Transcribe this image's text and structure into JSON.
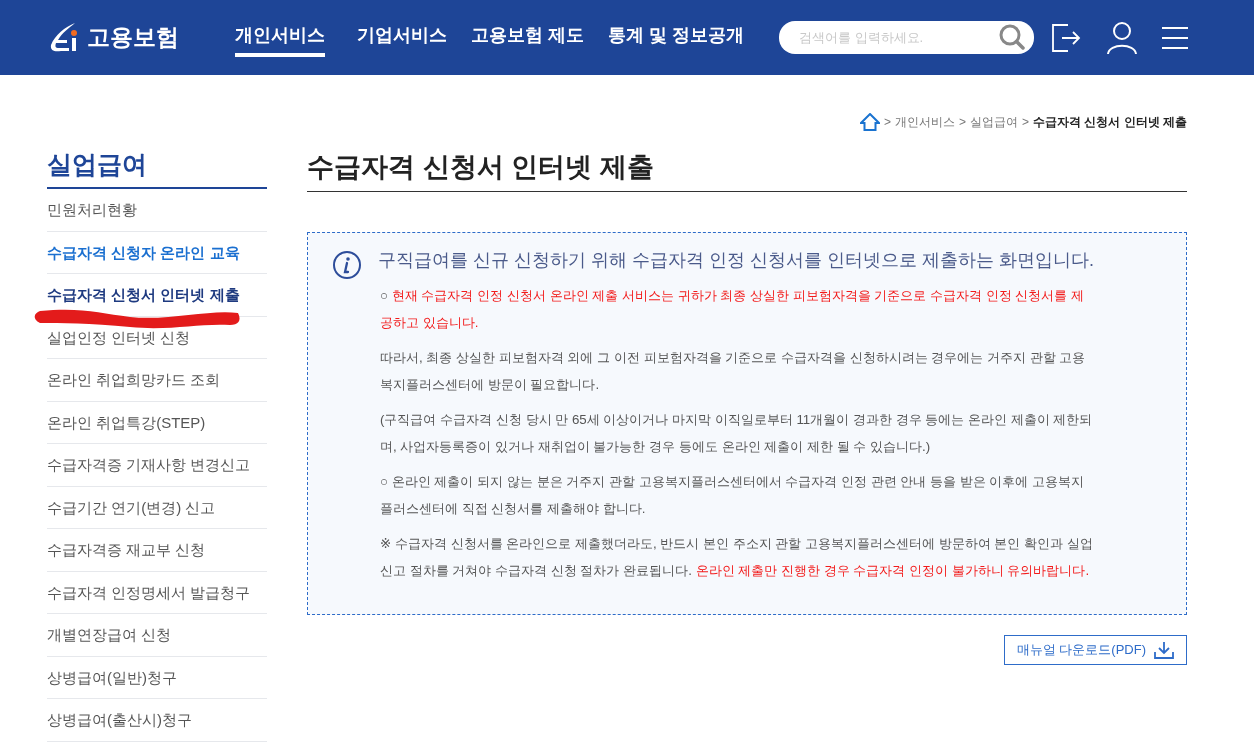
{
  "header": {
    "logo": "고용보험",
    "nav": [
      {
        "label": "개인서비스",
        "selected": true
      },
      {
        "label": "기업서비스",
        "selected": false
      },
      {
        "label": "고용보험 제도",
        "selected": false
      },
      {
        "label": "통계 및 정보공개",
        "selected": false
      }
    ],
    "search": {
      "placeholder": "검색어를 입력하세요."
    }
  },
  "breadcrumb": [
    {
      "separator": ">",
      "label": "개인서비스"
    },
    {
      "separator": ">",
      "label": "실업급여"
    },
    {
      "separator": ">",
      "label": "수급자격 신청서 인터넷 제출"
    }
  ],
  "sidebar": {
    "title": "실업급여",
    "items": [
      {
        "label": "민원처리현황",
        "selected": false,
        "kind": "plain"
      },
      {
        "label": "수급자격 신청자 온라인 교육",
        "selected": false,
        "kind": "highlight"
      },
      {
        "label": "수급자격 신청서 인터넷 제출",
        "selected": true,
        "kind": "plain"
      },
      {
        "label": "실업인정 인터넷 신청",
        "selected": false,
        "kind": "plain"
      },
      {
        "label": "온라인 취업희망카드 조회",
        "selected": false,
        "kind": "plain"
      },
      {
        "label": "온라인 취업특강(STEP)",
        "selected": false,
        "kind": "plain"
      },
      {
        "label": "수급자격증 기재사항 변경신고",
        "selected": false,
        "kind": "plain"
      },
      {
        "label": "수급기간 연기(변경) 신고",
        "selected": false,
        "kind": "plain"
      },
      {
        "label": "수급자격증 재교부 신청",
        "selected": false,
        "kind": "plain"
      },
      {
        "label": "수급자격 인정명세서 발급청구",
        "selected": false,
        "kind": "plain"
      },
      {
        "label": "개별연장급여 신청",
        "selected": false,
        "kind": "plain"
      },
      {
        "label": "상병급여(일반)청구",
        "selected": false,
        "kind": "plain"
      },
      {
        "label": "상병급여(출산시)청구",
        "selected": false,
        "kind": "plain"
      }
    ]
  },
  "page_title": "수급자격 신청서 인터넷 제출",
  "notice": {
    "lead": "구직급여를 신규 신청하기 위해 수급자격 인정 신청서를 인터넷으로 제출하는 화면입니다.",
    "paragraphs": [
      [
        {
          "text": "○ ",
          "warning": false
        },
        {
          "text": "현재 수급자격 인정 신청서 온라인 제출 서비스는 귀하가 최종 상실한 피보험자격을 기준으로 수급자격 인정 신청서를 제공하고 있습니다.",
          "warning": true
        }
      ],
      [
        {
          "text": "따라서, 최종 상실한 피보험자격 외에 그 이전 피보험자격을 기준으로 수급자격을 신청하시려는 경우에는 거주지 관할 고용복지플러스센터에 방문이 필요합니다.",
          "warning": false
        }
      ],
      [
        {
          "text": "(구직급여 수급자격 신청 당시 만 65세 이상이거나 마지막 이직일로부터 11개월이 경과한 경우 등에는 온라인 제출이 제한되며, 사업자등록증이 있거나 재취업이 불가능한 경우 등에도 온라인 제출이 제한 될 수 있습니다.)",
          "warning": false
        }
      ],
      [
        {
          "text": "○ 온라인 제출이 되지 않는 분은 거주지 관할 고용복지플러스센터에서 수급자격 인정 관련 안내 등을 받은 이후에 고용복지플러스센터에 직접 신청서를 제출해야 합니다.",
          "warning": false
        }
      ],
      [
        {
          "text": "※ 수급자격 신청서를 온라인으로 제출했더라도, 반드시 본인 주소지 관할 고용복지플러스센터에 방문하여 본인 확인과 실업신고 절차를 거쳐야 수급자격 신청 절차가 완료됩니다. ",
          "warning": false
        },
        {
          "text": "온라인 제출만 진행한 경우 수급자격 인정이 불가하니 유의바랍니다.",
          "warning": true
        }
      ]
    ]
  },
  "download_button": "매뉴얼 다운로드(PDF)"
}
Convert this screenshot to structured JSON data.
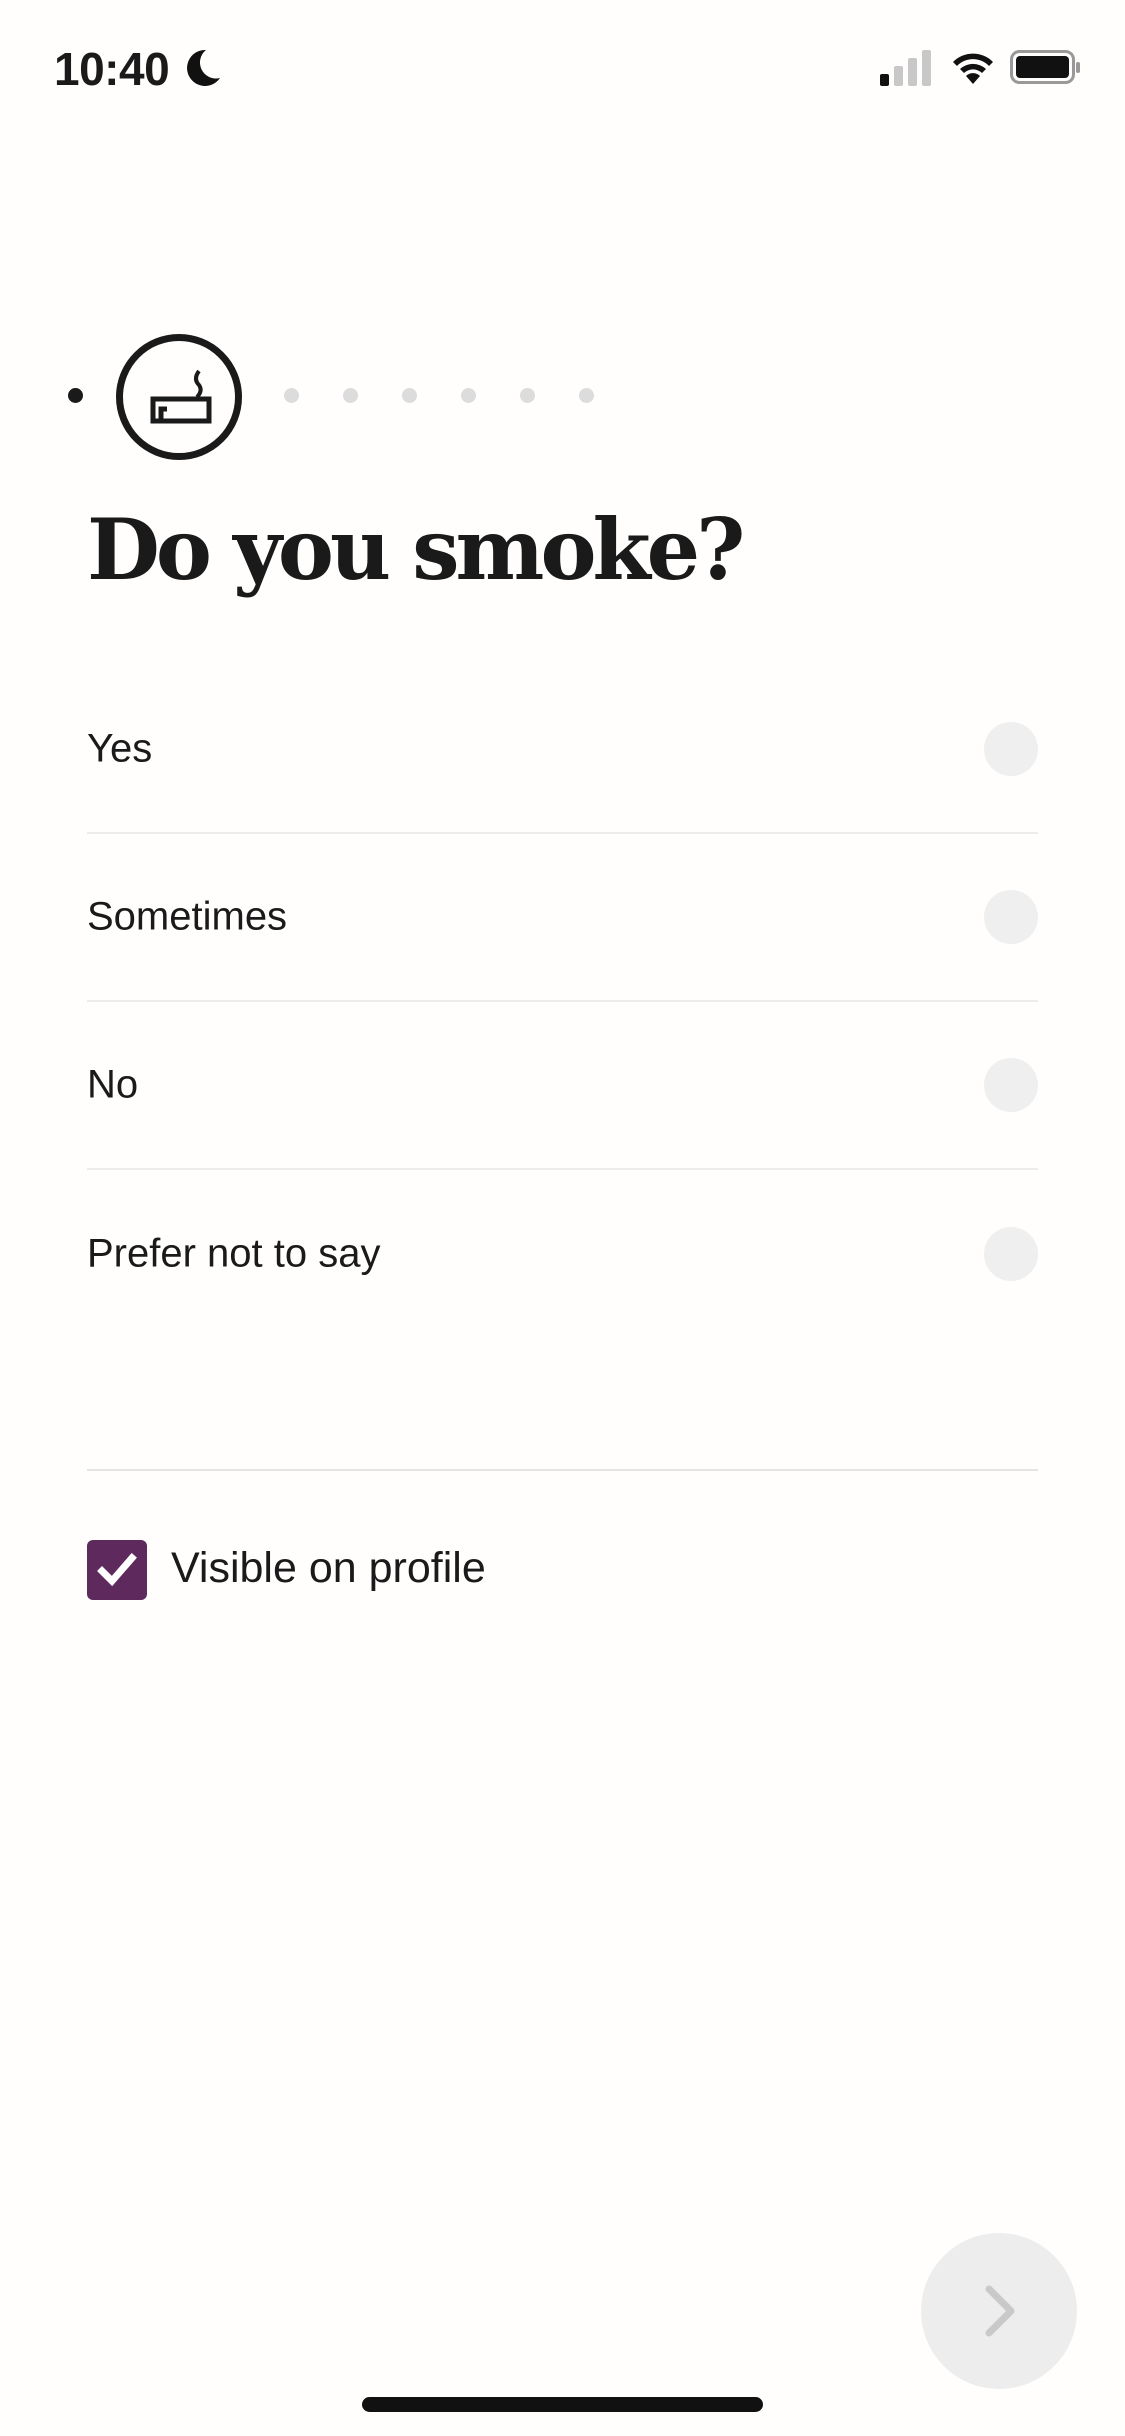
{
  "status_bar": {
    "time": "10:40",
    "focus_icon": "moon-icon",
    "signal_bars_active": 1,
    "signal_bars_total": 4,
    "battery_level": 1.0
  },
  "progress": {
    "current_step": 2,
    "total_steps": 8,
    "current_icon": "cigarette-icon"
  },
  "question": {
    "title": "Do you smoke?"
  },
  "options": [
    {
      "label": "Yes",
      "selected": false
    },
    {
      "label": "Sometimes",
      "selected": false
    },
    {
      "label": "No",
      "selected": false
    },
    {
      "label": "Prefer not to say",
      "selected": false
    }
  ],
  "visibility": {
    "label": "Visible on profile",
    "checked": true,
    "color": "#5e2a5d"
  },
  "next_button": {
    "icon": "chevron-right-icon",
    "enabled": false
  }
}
◇ ◇ ◇ ◇ ◇
All of the data needs repeating exactly, but the pictures do not.

Output below »
Transcribe this image's text and structure into JSON.
{
  "header": {
    "logo": "고용보험",
    "nav": [
      {
        "label": "개인서비스",
        "selected": true
      },
      {
        "label": "기업서비스",
        "selected": false
      },
      {
        "label": "고용보험 제도",
        "selected": false
      },
      {
        "label": "통계 및 정보공개",
        "selected": false
      }
    ],
    "search": {
      "placeholder": "검색어를 입력하세요."
    }
  },
  "breadcrumb": [
    {
      "separator": ">",
      "label": "개인서비스"
    },
    {
      "separator": ">",
      "label": "실업급여"
    },
    {
      "separator": ">",
      "label": "수급자격 신청서 인터넷 제출"
    }
  ],
  "sidebar": {
    "title": "실업급여",
    "items": [
      {
        "label": "민원처리현황",
        "selected": false,
        "kind": "plain"
      },
      {
        "label": "수급자격 신청자 온라인 교육",
        "selected": false,
        "kind": "highlight"
      },
      {
        "label": "수급자격 신청서 인터넷 제출",
        "selected": true,
        "kind": "plain"
      },
      {
        "label": "실업인정 인터넷 신청",
        "selected": false,
        "kind": "plain"
      },
      {
        "label": "온라인 취업희망카드 조회",
        "selected": false,
        "kind": "plain"
      },
      {
        "label": "온라인 취업특강(STEP)",
        "selected": false,
        "kind": "plain"
      },
      {
        "label": "수급자격증 기재사항 변경신고",
        "selected": false,
        "kind": "plain"
      },
      {
        "label": "수급기간 연기(변경) 신고",
        "selected": false,
        "kind": "plain"
      },
      {
        "label": "수급자격증 재교부 신청",
        "selected": false,
        "kind": "plain"
      },
      {
        "label": "수급자격 인정명세서 발급청구",
        "selected": false,
        "kind": "plain"
      },
      {
        "label": "개별연장급여 신청",
        "selected": false,
        "kind": "plain"
      },
      {
        "label": "상병급여(일반)청구",
        "selected": false,
        "kind": "plain"
      },
      {
        "label": "상병급여(출산시)청구",
        "selected": false,
        "kind": "plain"
      }
    ]
  },
  "page_title": "수급자격 신청서 인터넷 제출",
  "notice": {
    "lead": "구직급여를 신규 신청하기 위해 수급자격 인정 신청서를 인터넷으로 제출하는 화면입니다.",
    "paragraphs": [
      [
        {
          "text": "○ ",
          "warning": false
        },
        {
          "text": "현재 수급자격 인정 신청서 온라인 제출 서비스는 귀하가 최종 상실한 피보험자격을 기준으로 수급자격 인정 신청서를 제공하고 있습니다.",
          "warning": true
        }
      ],
      [
        {
          "text": "따라서, 최종 상실한 피보험자격 외에 그 이전 피보험자격을 기준으로 수급자격을 신청하시려는 경우에는 거주지 관할 고용복지플러스센터에 방문이 필요합니다.",
          "warning": false
        }
      ],
      [
        {
          "text": "(구직급여 수급자격 신청 당시 만 65세 이상이거나 마지막 이직일로부터 11개월이 경과한 경우 등에는 온라인 제출이 제한되며, 사업자등록증이 있거나 재취업이 불가능한 경우 등에도 온라인 제출이 제한 될 수 있습니다.)",
          "warning": false
        }
      ],
      [
        {
          "text": "○ 온라인 제출이 되지 않는 분은 거주지 관할 고용복지플러스센터에서 수급자격 인정 관련 안내 등을 받은 이후에 고용복지플러스센터에 직접 신청서를 제출해야 합니다.",
          "warning": false
        }
      ],
      [
        {
          "text": "※ 수급자격 신청서를 온라인으로 제출했더라도, 반드시 본인 주소지 관할 고용복지플러스센터에 방문하여 본인 확인과 실업신고 절차를 거쳐야 수급자격 신청 절차가 완료됩니다. ",
          "warning": false
        },
        {
          "text": "온라인 제출만 진행한 경우 수급자격 인정이 불가하니 유의바랍니다.",
          "warning": true
        }
      ]
    ]
  },
  "download_button": "매뉴얼 다운로드(PDF)"
}
Convert this screenshot to structured JSON data.
{
  "status_bar": {
    "time": "10:40",
    "focus_icon": "moon-icon",
    "signal_bars_active": 1,
    "signal_bars_total": 4,
    "battery_level": 1.0
  },
  "progress": {
    "current_step": 2,
    "total_steps": 8,
    "current_icon": "cigarette-icon"
  },
  "question": {
    "title": "Do you smoke?"
  },
  "options": [
    {
      "label": "Yes",
      "selected": false
    },
    {
      "label": "Sometimes",
      "selected": false
    },
    {
      "label": "No",
      "selected": false
    },
    {
      "label": "Prefer not to say",
      "selected": false
    }
  ],
  "visibility": {
    "label": "Visible on profile",
    "checked": true,
    "color": "#5e2a5d"
  },
  "next_button": {
    "icon": "chevron-right-icon",
    "enabled": false
  }
}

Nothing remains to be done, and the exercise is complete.